> [GIVEN PROBLEM]: Find the lines below that contain the string "soil". Copy each one.

> [EXERCISE MATERIALS]:
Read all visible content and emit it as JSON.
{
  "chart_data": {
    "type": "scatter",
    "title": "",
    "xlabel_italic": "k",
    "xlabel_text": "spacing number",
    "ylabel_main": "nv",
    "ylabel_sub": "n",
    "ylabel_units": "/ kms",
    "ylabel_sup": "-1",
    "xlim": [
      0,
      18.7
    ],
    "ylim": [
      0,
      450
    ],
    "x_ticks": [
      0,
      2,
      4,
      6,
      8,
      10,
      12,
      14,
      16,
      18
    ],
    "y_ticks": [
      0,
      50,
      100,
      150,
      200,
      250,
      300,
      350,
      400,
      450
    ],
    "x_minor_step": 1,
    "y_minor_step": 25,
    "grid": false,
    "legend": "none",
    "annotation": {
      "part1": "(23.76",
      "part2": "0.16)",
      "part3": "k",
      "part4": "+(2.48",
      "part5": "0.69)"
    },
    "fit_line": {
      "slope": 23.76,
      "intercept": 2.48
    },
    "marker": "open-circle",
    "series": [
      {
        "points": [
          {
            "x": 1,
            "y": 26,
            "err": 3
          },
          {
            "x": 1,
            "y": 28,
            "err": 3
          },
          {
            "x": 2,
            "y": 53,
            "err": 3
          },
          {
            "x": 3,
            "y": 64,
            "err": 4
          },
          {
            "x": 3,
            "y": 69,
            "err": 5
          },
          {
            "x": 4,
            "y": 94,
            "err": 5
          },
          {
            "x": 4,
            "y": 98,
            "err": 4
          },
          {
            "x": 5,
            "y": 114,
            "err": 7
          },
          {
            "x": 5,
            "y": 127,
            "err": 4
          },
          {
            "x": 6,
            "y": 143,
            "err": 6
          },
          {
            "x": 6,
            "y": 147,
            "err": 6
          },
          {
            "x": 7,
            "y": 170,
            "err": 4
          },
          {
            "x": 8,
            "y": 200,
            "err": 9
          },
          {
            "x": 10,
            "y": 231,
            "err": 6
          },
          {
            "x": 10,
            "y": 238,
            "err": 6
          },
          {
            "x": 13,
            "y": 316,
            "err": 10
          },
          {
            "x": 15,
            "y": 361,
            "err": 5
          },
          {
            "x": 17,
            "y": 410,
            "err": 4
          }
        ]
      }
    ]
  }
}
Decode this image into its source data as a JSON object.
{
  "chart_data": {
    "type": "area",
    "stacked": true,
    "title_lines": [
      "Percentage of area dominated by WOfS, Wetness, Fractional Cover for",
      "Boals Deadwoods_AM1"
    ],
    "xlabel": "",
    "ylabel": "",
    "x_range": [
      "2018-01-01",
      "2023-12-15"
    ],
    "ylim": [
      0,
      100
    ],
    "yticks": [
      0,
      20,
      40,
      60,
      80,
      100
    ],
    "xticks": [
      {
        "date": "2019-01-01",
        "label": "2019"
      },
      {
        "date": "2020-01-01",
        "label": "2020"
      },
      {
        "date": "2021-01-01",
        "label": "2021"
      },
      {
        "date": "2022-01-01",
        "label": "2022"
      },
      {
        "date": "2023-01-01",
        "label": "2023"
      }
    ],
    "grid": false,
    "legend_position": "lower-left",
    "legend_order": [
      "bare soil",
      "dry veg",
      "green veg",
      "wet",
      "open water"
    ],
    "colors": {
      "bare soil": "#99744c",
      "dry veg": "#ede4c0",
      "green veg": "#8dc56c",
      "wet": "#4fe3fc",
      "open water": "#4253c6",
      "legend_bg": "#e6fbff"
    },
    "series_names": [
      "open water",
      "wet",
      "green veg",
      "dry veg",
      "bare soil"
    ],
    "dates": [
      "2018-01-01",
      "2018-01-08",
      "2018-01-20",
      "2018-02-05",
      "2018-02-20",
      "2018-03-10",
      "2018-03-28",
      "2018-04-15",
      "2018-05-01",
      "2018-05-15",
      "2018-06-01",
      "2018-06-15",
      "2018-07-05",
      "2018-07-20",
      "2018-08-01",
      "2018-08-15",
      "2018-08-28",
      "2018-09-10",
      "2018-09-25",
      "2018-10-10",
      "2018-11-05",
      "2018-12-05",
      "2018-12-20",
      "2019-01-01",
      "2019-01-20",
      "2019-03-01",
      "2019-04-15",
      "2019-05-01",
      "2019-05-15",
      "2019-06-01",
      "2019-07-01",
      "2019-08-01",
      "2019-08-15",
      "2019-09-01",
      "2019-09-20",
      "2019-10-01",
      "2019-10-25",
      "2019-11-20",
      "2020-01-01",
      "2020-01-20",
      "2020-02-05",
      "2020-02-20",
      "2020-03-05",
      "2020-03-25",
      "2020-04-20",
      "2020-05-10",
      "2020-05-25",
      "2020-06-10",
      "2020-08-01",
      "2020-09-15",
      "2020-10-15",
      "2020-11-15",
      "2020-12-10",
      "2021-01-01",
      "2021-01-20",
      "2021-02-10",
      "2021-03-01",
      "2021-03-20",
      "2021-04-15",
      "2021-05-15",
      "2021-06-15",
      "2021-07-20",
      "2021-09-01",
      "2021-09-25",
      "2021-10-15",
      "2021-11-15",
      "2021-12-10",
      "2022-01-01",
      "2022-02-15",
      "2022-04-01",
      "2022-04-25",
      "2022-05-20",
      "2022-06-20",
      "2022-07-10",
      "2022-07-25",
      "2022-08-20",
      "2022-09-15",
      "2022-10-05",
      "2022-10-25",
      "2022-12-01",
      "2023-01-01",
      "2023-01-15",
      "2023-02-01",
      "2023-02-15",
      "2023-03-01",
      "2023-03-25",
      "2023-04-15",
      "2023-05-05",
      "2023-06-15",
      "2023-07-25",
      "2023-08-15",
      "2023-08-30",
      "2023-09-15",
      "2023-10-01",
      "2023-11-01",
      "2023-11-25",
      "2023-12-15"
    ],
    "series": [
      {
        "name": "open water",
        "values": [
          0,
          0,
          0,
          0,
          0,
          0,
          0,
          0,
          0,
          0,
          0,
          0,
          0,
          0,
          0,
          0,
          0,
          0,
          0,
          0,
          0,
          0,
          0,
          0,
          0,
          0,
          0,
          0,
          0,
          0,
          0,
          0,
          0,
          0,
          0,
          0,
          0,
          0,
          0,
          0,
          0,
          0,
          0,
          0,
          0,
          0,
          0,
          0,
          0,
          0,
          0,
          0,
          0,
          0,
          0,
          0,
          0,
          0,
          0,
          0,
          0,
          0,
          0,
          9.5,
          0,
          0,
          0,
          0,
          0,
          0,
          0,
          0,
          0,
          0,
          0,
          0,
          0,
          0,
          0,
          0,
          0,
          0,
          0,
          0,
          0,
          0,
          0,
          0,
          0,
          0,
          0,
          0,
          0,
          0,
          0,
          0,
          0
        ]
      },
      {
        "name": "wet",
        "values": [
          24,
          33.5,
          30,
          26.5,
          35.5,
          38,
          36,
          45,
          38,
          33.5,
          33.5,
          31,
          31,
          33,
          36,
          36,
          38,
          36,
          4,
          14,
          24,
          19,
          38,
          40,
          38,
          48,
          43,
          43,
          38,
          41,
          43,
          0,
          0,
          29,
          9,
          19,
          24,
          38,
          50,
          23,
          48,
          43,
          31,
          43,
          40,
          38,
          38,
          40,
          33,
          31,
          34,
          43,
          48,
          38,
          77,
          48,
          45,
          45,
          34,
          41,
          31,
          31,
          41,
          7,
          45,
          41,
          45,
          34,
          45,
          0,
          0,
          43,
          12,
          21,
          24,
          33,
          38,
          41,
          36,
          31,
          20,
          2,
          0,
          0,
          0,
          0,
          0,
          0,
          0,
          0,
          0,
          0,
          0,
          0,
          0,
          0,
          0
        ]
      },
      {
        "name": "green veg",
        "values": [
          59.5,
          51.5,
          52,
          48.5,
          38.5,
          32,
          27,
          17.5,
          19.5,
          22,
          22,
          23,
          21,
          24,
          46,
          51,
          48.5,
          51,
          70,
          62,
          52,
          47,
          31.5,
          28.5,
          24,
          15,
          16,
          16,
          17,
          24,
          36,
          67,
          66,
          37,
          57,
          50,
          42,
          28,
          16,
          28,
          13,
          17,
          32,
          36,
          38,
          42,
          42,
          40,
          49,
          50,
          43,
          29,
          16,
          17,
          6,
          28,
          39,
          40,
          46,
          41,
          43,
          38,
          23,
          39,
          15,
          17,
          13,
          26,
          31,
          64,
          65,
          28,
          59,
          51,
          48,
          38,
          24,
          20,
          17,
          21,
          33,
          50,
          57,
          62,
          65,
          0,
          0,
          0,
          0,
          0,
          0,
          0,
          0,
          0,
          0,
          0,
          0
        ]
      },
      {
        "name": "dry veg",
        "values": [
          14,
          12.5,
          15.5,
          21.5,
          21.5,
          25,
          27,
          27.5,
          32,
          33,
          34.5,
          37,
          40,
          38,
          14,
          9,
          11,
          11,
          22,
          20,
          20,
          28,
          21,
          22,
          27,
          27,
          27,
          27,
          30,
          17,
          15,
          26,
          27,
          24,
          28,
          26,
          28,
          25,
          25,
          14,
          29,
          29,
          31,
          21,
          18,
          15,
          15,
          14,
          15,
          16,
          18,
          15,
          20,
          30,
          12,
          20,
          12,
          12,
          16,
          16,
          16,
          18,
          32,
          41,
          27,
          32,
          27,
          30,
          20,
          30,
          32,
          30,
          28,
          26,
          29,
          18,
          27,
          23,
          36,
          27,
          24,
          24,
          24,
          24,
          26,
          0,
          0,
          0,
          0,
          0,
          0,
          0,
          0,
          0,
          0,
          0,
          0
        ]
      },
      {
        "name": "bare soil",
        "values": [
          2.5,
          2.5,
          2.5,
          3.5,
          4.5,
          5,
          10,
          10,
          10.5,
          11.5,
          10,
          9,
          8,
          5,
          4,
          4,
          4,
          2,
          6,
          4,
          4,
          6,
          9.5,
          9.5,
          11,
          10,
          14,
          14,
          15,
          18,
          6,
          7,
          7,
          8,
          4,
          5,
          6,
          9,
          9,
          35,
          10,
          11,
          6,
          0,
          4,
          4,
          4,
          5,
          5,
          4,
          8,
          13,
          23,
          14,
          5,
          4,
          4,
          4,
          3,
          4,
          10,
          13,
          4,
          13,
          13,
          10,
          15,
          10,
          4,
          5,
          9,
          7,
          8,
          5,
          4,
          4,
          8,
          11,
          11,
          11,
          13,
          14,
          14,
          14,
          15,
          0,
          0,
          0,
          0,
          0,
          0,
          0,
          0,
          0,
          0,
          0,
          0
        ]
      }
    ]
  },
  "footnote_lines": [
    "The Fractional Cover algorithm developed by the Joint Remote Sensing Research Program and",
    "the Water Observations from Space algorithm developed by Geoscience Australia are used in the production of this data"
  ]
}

> [EXERCISE RESULT]:
      "bare soil",
      "bare soil": "#99744c",
      "bare soil"
        "name": "bare soil",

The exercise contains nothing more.